───── Given information

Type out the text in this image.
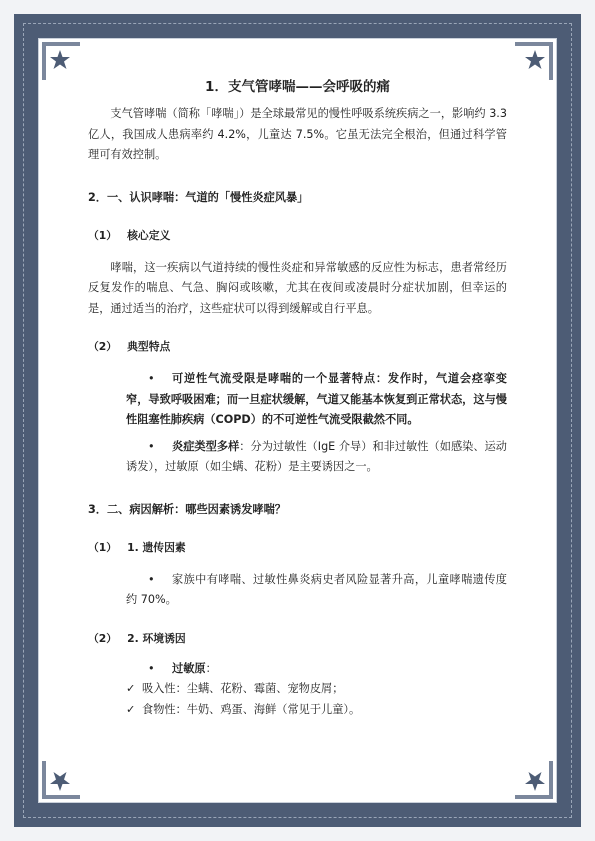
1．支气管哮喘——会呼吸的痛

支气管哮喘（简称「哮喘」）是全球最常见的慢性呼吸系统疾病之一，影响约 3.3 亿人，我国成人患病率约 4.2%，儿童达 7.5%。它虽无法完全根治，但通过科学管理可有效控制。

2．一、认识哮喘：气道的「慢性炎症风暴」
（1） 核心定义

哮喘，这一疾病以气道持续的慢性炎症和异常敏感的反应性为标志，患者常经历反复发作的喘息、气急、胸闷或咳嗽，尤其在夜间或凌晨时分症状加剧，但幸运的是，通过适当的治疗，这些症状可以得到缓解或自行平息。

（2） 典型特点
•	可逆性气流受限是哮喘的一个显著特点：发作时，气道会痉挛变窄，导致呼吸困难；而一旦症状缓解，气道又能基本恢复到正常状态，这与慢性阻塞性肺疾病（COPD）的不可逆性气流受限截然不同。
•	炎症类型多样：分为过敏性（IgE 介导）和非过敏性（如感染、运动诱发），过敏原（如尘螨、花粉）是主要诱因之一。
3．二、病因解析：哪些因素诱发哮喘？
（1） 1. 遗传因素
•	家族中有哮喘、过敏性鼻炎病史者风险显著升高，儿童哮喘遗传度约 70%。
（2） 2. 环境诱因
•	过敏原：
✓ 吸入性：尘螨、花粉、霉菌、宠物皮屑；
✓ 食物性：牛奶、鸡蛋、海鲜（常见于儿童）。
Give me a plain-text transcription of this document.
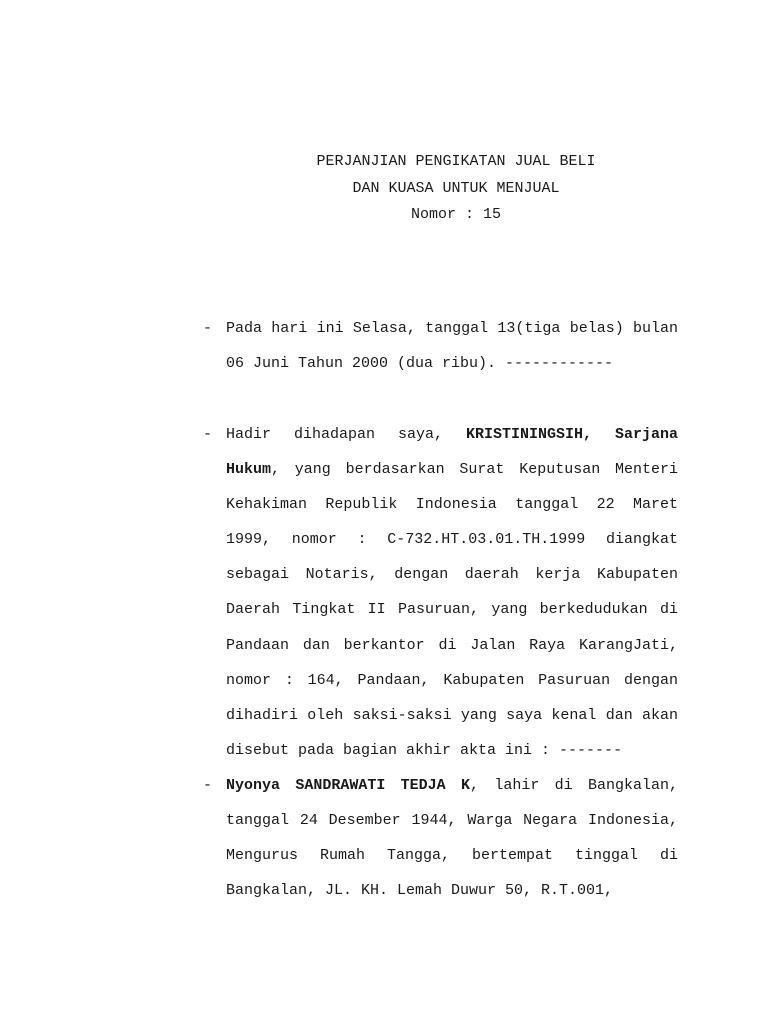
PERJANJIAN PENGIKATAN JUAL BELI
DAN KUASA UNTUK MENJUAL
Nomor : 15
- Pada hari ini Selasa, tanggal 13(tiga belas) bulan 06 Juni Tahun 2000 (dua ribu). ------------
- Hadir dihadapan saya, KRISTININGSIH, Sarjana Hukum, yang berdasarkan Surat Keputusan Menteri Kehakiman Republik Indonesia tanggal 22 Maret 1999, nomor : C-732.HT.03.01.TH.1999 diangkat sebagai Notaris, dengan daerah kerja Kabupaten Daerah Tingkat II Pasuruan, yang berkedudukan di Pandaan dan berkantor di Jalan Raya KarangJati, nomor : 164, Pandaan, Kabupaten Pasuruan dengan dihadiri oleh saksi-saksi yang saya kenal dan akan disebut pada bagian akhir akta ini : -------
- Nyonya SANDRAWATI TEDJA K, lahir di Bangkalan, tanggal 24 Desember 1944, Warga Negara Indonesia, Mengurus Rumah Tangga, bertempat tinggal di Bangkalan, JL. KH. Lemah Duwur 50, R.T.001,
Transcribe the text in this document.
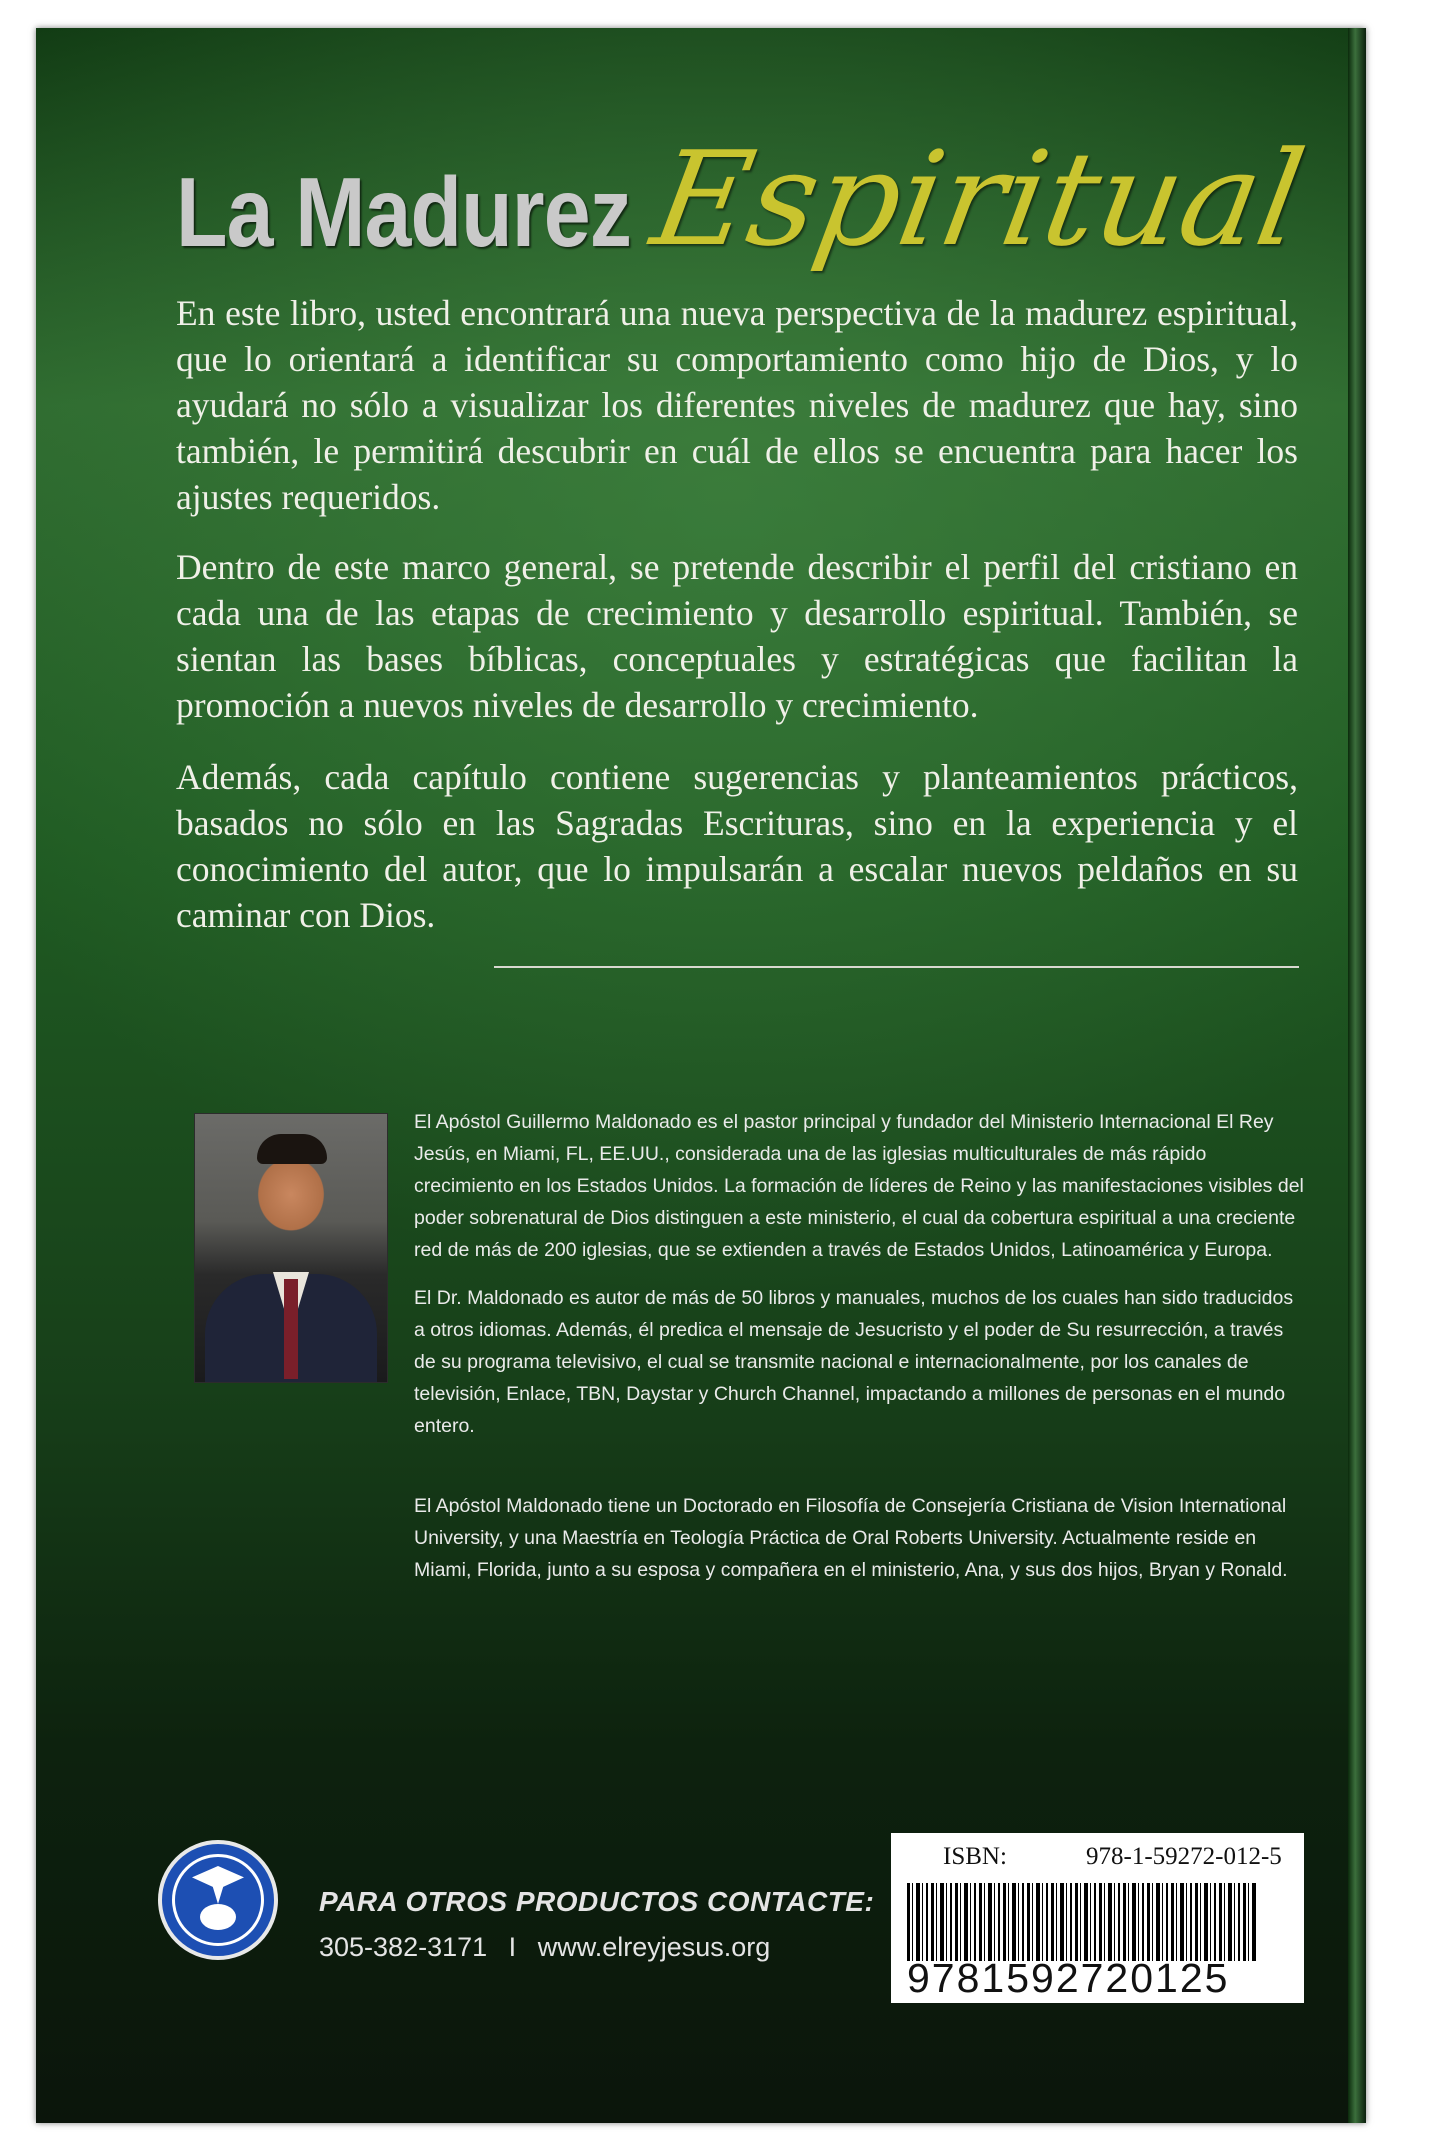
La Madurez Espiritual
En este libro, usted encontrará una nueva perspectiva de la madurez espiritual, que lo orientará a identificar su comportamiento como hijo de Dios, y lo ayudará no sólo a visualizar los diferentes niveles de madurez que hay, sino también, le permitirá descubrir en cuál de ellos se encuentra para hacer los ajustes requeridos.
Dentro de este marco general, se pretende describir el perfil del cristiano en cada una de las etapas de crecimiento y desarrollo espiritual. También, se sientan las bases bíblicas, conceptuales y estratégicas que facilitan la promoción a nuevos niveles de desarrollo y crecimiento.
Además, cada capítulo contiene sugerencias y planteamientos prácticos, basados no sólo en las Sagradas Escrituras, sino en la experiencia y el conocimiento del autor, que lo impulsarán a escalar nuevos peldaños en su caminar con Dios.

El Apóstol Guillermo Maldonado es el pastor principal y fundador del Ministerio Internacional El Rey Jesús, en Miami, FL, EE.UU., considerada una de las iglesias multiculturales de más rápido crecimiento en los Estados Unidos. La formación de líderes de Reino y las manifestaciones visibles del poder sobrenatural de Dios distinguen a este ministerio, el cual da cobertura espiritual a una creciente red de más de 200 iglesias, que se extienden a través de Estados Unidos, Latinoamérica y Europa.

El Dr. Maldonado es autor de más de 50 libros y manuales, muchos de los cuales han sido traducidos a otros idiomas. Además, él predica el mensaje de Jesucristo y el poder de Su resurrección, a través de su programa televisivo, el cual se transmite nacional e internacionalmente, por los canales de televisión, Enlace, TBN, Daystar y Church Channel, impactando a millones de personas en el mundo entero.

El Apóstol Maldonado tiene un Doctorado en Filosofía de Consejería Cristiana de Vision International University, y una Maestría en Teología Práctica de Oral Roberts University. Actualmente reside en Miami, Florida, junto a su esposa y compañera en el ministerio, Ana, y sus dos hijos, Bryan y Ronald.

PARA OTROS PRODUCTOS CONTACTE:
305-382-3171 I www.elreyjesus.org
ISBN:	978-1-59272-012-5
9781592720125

──────────
───── Given information

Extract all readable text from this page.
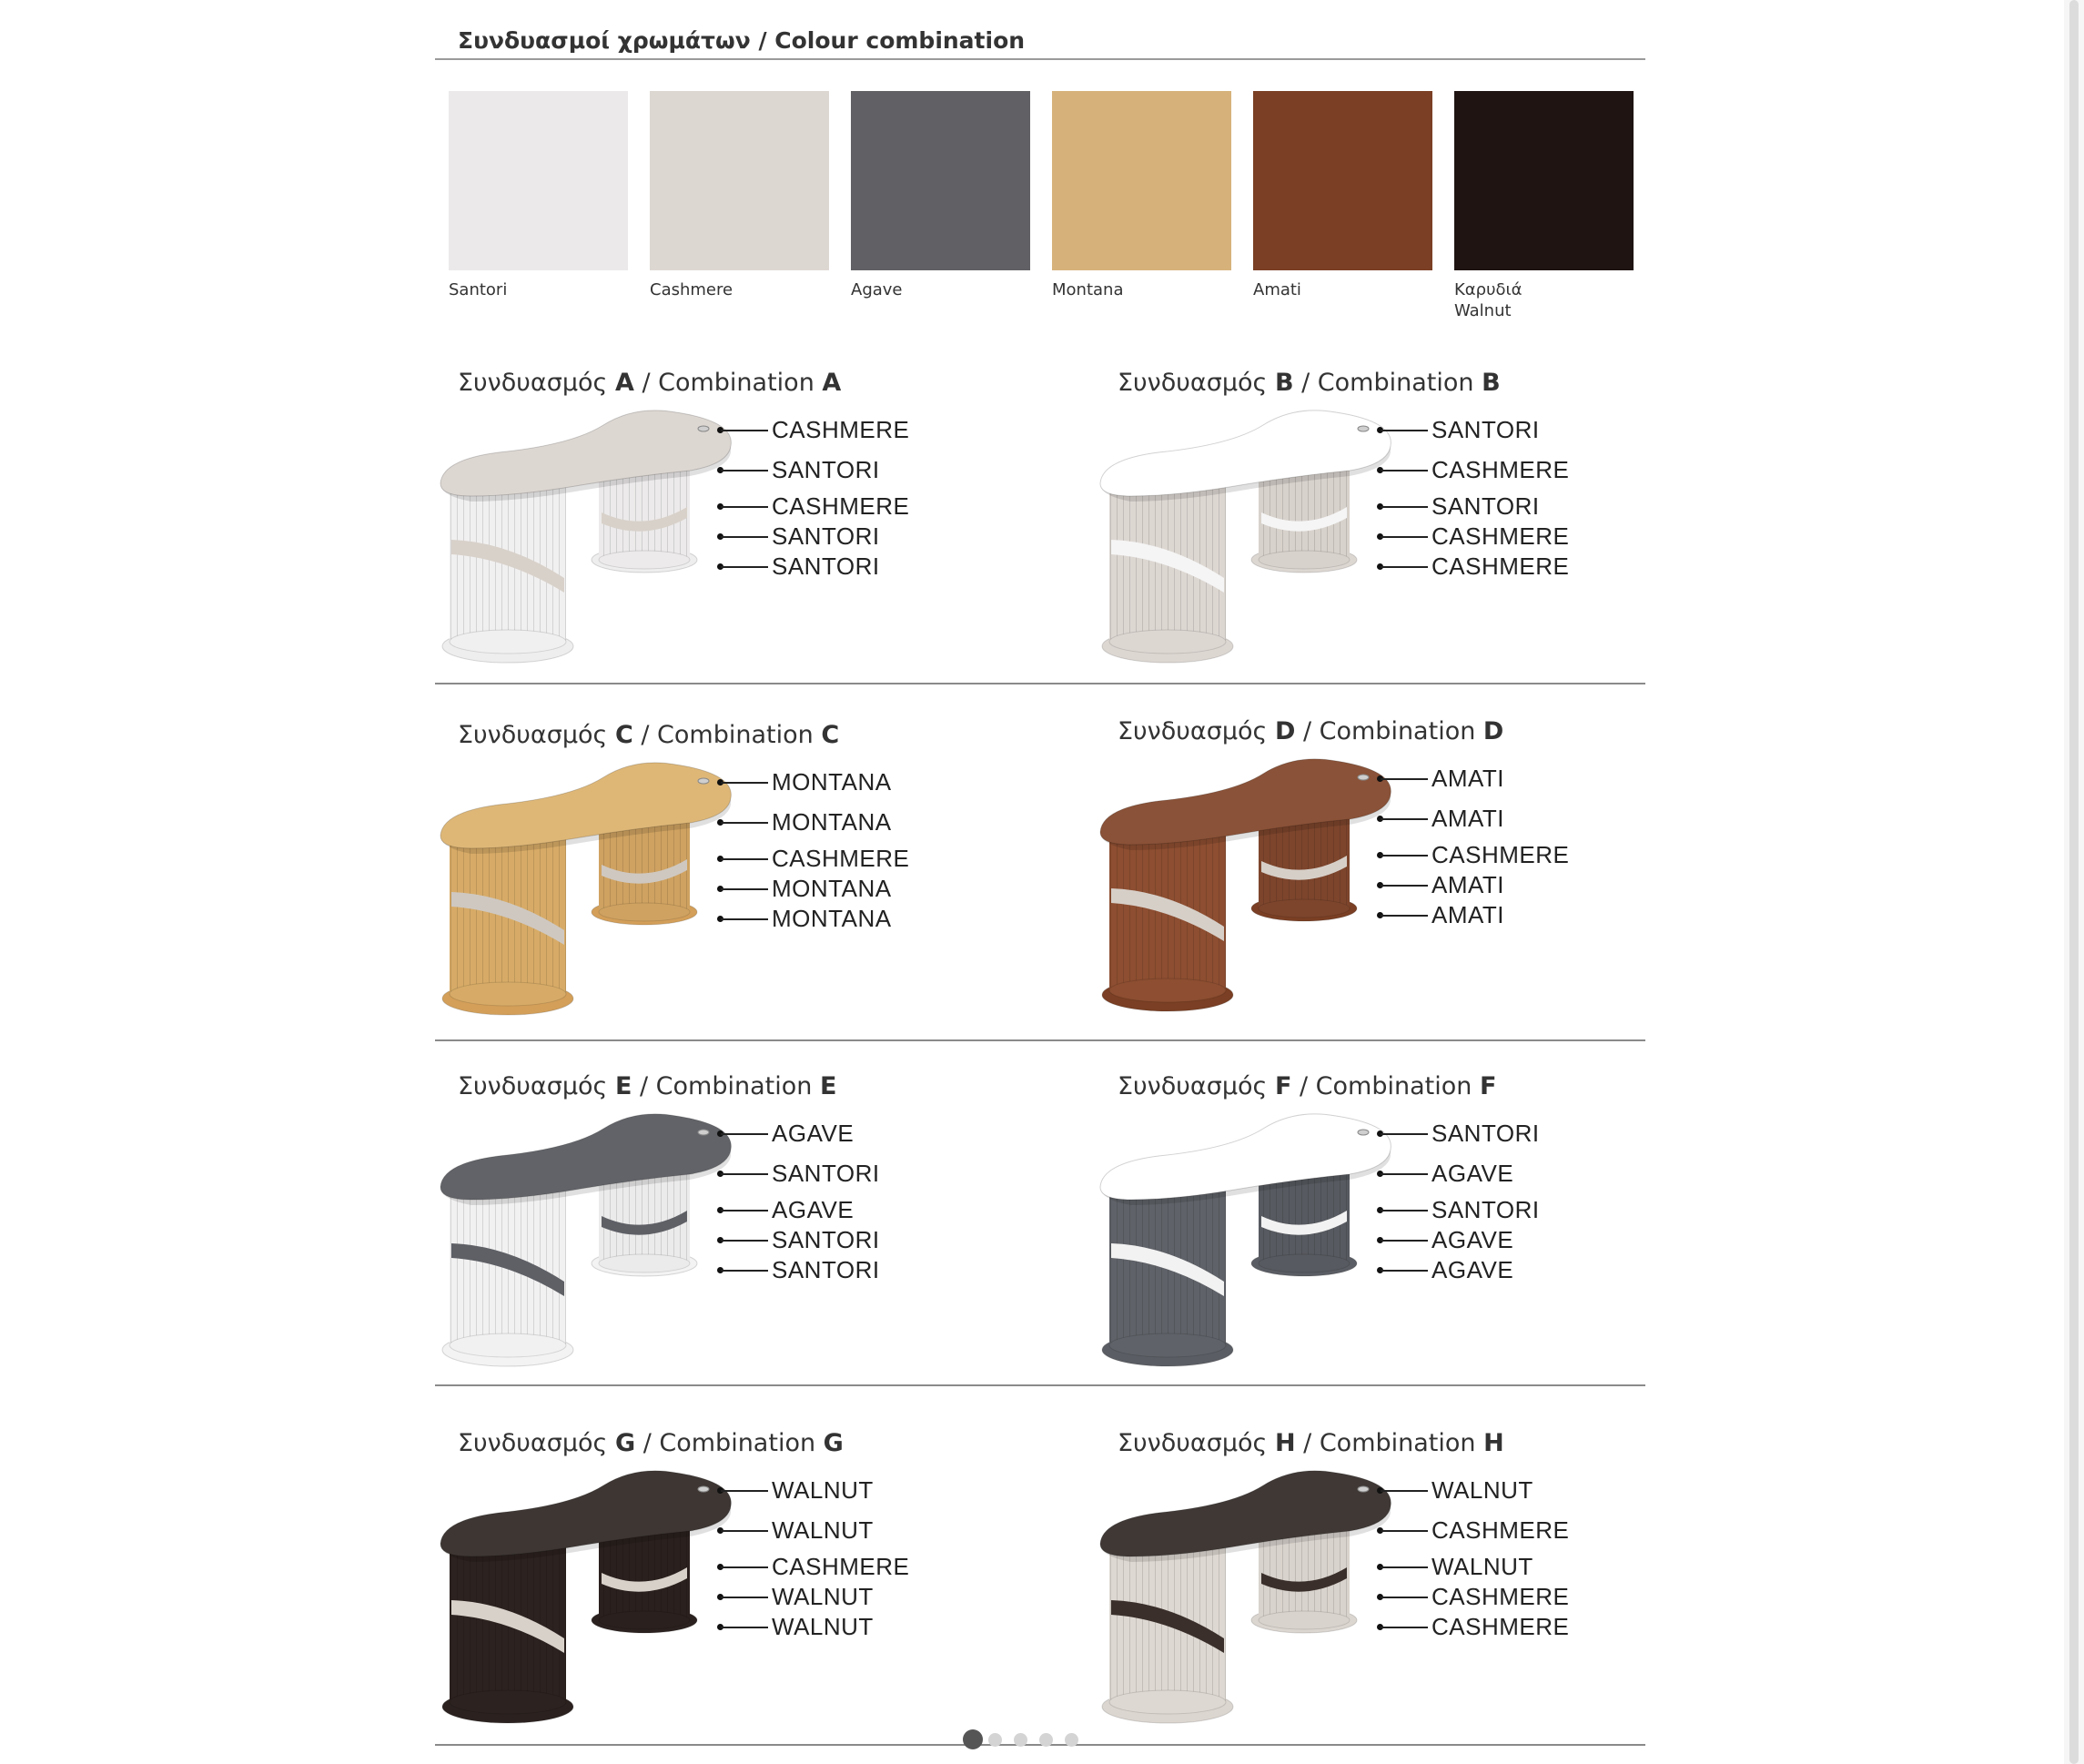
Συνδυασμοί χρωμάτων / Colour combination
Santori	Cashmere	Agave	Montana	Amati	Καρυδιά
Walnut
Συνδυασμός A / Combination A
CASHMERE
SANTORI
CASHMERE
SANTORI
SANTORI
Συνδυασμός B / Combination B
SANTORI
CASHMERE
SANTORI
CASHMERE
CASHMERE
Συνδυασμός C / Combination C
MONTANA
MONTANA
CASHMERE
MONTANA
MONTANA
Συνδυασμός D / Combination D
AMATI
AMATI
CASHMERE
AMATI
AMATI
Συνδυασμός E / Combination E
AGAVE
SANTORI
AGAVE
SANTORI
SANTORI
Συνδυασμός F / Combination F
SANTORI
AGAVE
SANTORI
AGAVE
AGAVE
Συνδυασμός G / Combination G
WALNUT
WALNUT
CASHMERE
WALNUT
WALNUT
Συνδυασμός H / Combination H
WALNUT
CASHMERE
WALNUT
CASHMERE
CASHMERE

──────────

Lines containing the word "sólo" must all be returned from the material above.

En este libro, usted encontrará una nueva perspectiva de la madurez espiritual, que lo orientará a identificar su comportamiento como hijo de Dios, y lo ayudará no sólo a visualizar los diferentes niveles de madurez que hay, sino también, le permitirá descubrir en cuál de ellos se encuentra para hacer los ajustes requeridos.
Además, cada capítulo contiene sugerencias y planteamientos prácticos, basados no sólo en las Sagradas Escrituras, sino en la experiencia y el conocimiento del autor, que lo impulsarán a escalar nuevos peldaños en su caminar con Dios.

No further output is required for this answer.